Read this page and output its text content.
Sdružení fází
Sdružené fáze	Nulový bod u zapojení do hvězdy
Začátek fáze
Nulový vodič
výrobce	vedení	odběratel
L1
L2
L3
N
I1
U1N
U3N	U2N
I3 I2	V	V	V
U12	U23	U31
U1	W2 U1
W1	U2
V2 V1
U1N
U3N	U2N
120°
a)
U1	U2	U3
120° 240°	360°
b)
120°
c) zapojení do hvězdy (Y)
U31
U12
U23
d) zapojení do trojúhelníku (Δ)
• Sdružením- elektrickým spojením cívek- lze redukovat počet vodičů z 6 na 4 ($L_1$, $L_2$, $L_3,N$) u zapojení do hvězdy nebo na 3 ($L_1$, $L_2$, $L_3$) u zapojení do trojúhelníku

*Request*.
Transcribe all of the entries without altering anything.

*Solution for this task*.
Read this page and output its text content.
Sdružení fází
Sdružené fáze	Nulový bod u zapojení do hvězdy
Začátek fáze
Nulový vodič
výrobce	vedení	odběratel
L1
L2
L3
N
I1
U1N
U3N	U2N
I3 I2	V	V	V
U12	U23	U31
U1	W2 U1
W1	U2
V2 V1
U1N
U3N	U2N
120°
a)
U1	U2	U3
120° 240°	360°
b)
120°
c) zapojení do hvězdy (Y)
U31
U12
U23
d) zapojení do trojúhelníku (Δ)
• Sdružením- elektrickým spojením cívek- lze redukovat počet vodičů z 6 na 4 ($L_1$, $L_2$, $L_3,N$) u zapojení do hvězdy nebo na 3 ($L_1$, $L_2$, $L_3$) u zapojení do trojúhelníku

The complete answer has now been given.